(Dataset records)
####################

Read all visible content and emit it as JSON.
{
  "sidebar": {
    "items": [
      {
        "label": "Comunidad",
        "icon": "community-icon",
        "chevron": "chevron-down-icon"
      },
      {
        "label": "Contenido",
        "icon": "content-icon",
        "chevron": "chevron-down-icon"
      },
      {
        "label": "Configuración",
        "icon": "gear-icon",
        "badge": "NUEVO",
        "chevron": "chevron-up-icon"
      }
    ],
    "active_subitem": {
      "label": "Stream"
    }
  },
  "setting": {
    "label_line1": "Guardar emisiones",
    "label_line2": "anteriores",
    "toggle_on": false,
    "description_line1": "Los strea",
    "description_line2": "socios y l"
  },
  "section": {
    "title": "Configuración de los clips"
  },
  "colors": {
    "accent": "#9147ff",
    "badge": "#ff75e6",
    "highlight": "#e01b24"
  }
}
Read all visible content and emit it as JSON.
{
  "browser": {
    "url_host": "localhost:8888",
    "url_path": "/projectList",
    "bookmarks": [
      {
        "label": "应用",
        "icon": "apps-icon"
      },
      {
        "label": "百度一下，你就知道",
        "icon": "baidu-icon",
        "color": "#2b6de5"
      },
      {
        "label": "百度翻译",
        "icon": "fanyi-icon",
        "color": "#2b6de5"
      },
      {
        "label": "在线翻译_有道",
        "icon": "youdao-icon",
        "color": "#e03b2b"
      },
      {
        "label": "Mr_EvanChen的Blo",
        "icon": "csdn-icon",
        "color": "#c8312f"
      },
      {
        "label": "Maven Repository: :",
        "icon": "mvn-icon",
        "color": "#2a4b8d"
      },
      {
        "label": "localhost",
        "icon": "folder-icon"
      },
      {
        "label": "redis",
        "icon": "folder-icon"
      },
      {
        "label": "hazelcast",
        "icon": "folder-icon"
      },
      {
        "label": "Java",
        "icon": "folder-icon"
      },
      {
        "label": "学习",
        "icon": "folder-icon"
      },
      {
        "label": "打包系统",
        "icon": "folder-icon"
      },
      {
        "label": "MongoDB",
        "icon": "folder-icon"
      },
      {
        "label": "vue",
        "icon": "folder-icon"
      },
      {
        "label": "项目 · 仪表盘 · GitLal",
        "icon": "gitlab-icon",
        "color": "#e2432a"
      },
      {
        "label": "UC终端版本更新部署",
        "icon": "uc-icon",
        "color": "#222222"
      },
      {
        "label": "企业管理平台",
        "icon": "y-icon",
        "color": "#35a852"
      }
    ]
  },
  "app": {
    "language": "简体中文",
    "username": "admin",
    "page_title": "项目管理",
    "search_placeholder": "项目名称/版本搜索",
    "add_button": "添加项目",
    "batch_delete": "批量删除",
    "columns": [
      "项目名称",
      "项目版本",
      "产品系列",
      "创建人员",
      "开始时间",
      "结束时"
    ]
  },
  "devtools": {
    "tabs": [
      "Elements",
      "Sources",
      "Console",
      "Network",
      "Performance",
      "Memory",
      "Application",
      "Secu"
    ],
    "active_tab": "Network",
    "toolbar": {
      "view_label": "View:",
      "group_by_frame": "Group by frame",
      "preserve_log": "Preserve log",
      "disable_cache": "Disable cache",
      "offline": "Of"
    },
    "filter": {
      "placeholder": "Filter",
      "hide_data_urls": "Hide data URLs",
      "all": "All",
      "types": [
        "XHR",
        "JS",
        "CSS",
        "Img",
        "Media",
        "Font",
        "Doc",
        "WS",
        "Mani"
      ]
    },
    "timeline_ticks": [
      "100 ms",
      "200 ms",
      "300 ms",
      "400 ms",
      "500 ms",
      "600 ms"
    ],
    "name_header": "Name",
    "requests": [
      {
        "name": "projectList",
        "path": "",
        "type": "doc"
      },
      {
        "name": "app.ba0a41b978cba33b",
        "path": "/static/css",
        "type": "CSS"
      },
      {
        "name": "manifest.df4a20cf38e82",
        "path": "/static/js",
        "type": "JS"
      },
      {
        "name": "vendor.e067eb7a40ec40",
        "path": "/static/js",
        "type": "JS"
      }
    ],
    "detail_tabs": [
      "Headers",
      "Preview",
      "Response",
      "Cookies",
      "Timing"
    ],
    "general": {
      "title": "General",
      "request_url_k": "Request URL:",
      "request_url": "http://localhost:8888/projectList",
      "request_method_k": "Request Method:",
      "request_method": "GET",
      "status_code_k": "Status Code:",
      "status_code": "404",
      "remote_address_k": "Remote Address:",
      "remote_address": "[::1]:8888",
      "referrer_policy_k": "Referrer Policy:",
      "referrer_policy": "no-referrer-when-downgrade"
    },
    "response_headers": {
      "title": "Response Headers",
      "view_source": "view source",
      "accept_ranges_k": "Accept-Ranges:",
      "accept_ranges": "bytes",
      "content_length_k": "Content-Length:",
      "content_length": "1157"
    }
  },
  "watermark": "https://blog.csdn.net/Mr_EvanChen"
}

####################

- [GIVEN TASK] Give an exact copy of all the data shown above.

- [WRITTEN RESPONSE]
Read all visible content and emit it as JSON.
{
  "sidebar": {
    "items": [
      {
        "label": "Comunidad",
        "icon": "community-icon",
        "chevron": "chevron-down-icon"
      },
      {
        "label": "Contenido",
        "icon": "content-icon",
        "chevron": "chevron-down-icon"
      },
      {
        "label": "Configuración",
        "icon": "gear-icon",
        "badge": "NUEVO",
        "chevron": "chevron-up-icon"
      }
    ],
    "active_subitem": {
      "label": "Stream"
    }
  },
  "setting": {
    "label_line1": "Guardar emisiones",
    "label_line2": "anteriores",
    "toggle_on": false,
    "description_line1": "Los strea",
    "description_line2": "socios y l"
  },
  "section": {
    "title": "Configuración de los clips"
  },
  "colors": {
    "accent": "#9147ff",
    "badge": "#ff75e6",
    "highlight": "#e01b24"
  }
}
Read all visible content and emit it as JSON.
{
  "browser": {
    "url_host": "localhost:8888",
    "url_path": "/projectList",
    "bookmarks": [
      {
        "label": "应用",
        "icon": "apps-icon"
      },
      {
        "label": "百度一下，你就知道",
        "icon": "baidu-icon",
        "color": "#2b6de5"
      },
      {
        "label": "百度翻译",
        "icon": "fanyi-icon",
        "color": "#2b6de5"
      },
      {
        "label": "在线翻译_有道",
        "icon": "youdao-icon",
        "color": "#e03b2b"
      },
      {
        "label": "Mr_EvanChen的Blo",
        "icon": "csdn-icon",
        "color": "#c8312f"
      },
      {
        "label": "Maven Repository: :",
        "icon": "mvn-icon",
        "color": "#2a4b8d"
      },
      {
        "label": "localhost",
        "icon": "folder-icon"
      },
      {
        "label": "redis",
        "icon": "folder-icon"
      },
      {
        "label": "hazelcast",
        "icon": "folder-icon"
      },
      {
        "label": "Java",
        "icon": "folder-icon"
      },
      {
        "label": "学习",
        "icon": "folder-icon"
      },
      {
        "label": "打包系统",
        "icon": "folder-icon"
      },
      {
        "label": "MongoDB",
        "icon": "folder-icon"
      },
      {
        "label": "vue",
        "icon": "folder-icon"
      },
      {
        "label": "项目 · 仪表盘 · GitLal",
        "icon": "gitlab-icon",
        "color": "#e2432a"
      },
      {
        "label": "UC终端版本更新部署",
        "icon": "uc-icon",
        "color": "#222222"
      },
      {
        "label": "企业管理平台",
        "icon": "y-icon",
        "color": "#35a852"
      }
    ]
  },
  "app": {
    "language": "简体中文",
    "username": "admin",
    "page_title": "项目管理",
    "search_placeholder": "项目名称/版本搜索",
    "add_button": "添加项目",
    "batch_delete": "批量删除",
    "columns": [
      "项目名称",
      "项目版本",
      "产品系列",
      "创建人员",
      "开始时间",
      "结束时"
    ]
  },
  "devtools": {
    "tabs": [
      "Elements",
      "Sources",
      "Console",
      "Network",
      "Performance",
      "Memory",
      "Application",
      "Secu"
    ],
    "active_tab": "Network",
    "toolbar": {
      "view_label": "View:",
      "group_by_frame": "Group by frame",
      "preserve_log": "Preserve log",
      "disable_cache": "Disable cache",
      "offline": "Of"
    },
    "filter": {
      "placeholder": "Filter",
      "hide_data_urls": "Hide data URLs",
      "all": "All",
      "types": [
        "XHR",
        "JS",
        "CSS",
        "Img",
        "Media",
        "Font",
        "Doc",
        "WS",
        "Mani"
      ]
    },
    "timeline_ticks": [
      "100 ms",
      "200 ms",
      "300 ms",
      "400 ms",
      "500 ms",
      "600 ms"
    ],
    "name_header": "Name",
    "requests": [
      {
        "name": "projectList",
        "path": "",
        "type": "doc"
      },
      {
        "name": "app.ba0a41b978cba33b",
        "path": "/static/css",
        "type": "CSS"
      },
      {
        "name": "manifest.df4a20cf38e82",
        "path": "/static/js",
        "type": "JS"
      },
      {
        "name": "vendor.e067eb7a40ec40",
        "path": "/static/js",
        "type": "JS"
      }
    ],
    "detail_tabs": [
      "Headers",
      "Preview",
      "Response",
      "Cookies",
      "Timing"
    ],
    "general": {
      "title": "General",
      "request_url_k": "Request URL:",
      "request_url": "http://localhost:8888/projectList",
      "request_method_k": "Request Method:",
      "request_method": "GET",
      "status_code_k": "Status Code:",
      "status_code": "404",
      "remote_address_k": "Remote Address:",
      "remote_address": "[::1]:8888",
      "referrer_policy_k": "Referrer Policy:",
      "referrer_policy": "no-referrer-when-downgrade"
    },
    "response_headers": {
      "title": "Response Headers",
      "view_source": "view source",
      "accept_ranges_k": "Accept-Ranges:",
      "accept_ranges": "bytes",
      "content_length_k": "Content-Length:",
      "content_length": "1157"
    }
  },
  "watermark": "https://blog.csdn.net/Mr_EvanChen"
}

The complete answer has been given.